■ **WHAT YOU NEED TO DO**
The listing beneath should be written out in full, exactly as shown.

══════════

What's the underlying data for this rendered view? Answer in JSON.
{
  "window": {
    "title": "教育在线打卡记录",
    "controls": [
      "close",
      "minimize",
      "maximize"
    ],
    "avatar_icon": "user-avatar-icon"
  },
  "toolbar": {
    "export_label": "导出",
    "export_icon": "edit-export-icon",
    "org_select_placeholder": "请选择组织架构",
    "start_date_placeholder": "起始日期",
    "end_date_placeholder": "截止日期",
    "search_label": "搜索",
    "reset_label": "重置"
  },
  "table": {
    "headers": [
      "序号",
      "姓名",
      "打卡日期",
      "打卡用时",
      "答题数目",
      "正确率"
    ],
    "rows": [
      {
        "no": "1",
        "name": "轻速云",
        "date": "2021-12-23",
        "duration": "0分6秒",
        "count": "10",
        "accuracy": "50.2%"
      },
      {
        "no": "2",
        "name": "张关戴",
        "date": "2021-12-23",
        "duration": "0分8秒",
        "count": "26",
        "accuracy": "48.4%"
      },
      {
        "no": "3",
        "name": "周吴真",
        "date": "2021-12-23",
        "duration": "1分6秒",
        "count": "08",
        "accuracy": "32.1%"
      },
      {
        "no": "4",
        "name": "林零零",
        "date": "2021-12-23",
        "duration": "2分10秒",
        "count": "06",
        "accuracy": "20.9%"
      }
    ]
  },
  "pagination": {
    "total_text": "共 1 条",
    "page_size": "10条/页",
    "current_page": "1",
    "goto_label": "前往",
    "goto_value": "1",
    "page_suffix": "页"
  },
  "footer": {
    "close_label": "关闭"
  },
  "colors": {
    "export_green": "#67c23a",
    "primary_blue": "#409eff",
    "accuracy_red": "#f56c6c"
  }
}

══════════

■ **TASK ANSWER**
What's the underlying data for this rendered view? Answer in JSON.
{
  "window": {
    "title": "教育在线打卡记录",
    "controls": [
      "close",
      "minimize",
      "maximize"
    ],
    "avatar_icon": "user-avatar-icon"
  },
  "toolbar": {
    "export_label": "导出",
    "export_icon": "edit-export-icon",
    "org_select_placeholder": "请选择组织架构",
    "start_date_placeholder": "起始日期",
    "end_date_placeholder": "截止日期",
    "search_label": "搜索",
    "reset_label": "重置"
  },
  "table": {
    "headers": [
      "序号",
      "姓名",
      "打卡日期",
      "打卡用时",
      "答题数目",
      "正确率"
    ],
    "rows": [
      {
        "no": "1",
        "name": "轻速云",
        "date": "2021-12-23",
        "duration": "0分6秒",
        "count": "10",
        "accuracy": "50.2%"
      },
      {
        "no": "2",
        "name": "张关戴",
        "date": "2021-12-23",
        "duration": "0分8秒",
        "count": "26",
        "accuracy": "48.4%"
      },
      {
        "no": "3",
        "name": "周吴真",
        "date": "2021-12-23",
        "duration": "1分6秒",
        "count": "08",
        "accuracy": "32.1%"
      },
      {
        "no": "4",
        "name": "林零零",
        "date": "2021-12-23",
        "duration": "2分10秒",
        "count": "06",
        "accuracy": "20.9%"
      }
    ]
  },
  "pagination": {
    "total_text": "共 1 条",
    "page_size": "10条/页",
    "current_page": "1",
    "goto_label": "前往",
    "goto_value": "1",
    "page_suffix": "页"
  },
  "footer": {
    "close_label": "关闭"
  },
  "colors": {
    "export_green": "#67c23a",
    "primary_blue": "#409eff",
    "accuracy_red": "#f56c6c"
  }
}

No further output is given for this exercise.